_TEXT PASSAGE_.
↓

What are Pandas aggregate functions? Similar to SQL, Pandas also supports multiple aggregate functions that perform a calculation on a set of values (grouped data) and return a single value.
An aggregate is a function where the values of multiple rows are grouped to form a single summary value. Below are some of the aggregate functions supported by Pandas using DataFrame.aggregate()
, Series.aggregate()
, and DataFrameGroupBy.aggregate()
.
Aggregate Functions | Returns the total sum for each group |
---|---|
count() | Returns count for each group |
size() | Returns size for each group |
sum() | Returns total sum for each group |
mean() | Returns mean for each group. Same as average() |
average() | Returns average for each group. Same as mean() |
std() | Returns standard deviation for each group |
var() | Return var for each group |
sem() | Standard error of the mean of groups |
describe() | Returns different statistics |
min() | Returns minimum value for each group |
max() | Returns maximum value for each group |
first() | Returns the last value for each group |
last() | Returns the nth value for each group |
nth() | Returns nth value for each group |
1. Aggregate Functions Syntax
Following are the Pandas methods you can use aggregate functions with. Note that you can also use agg(). All these take the agg function name specified in the above table as the argument and axis for rows/columns.
# Syntax of DataFrame.aggregate()

↑

_PROVIDED RECORDS_.
↓

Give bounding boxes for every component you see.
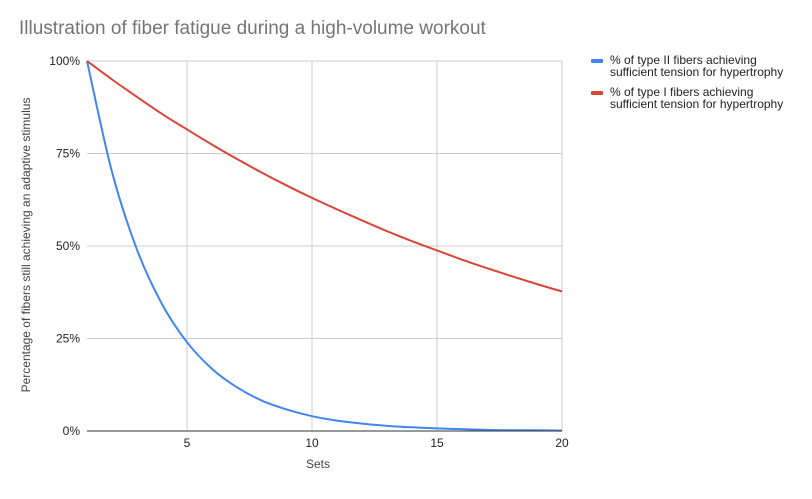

↑
↓

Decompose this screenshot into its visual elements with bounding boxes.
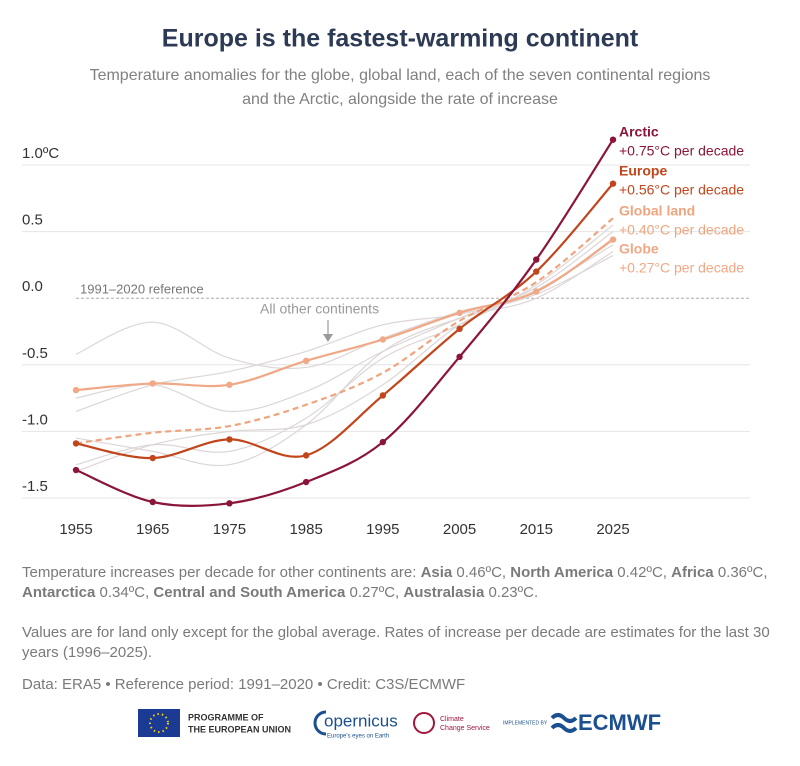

↑

_PROBLEM_. Rewrite the text on Pandas aggregate functions, starting with "What are Pandas" and going on through "Pandas using DataFrame.aggregate()", replacing "grouped" with "combined" wherever it appears. None of the items is needed for this work.

_RESPONSE TO THIS EXERCISE_.
What are Pandas aggregate functions? Similar to SQL, Pandas also supports multiple aggregate functions that perform a calculation on a set of values (combined data) and return a single value.
An aggregate is a function where the values of multiple rows are combined to form a single summary value. Below are some of the aggregate functions supported by Pandas using DataFrame.aggregate()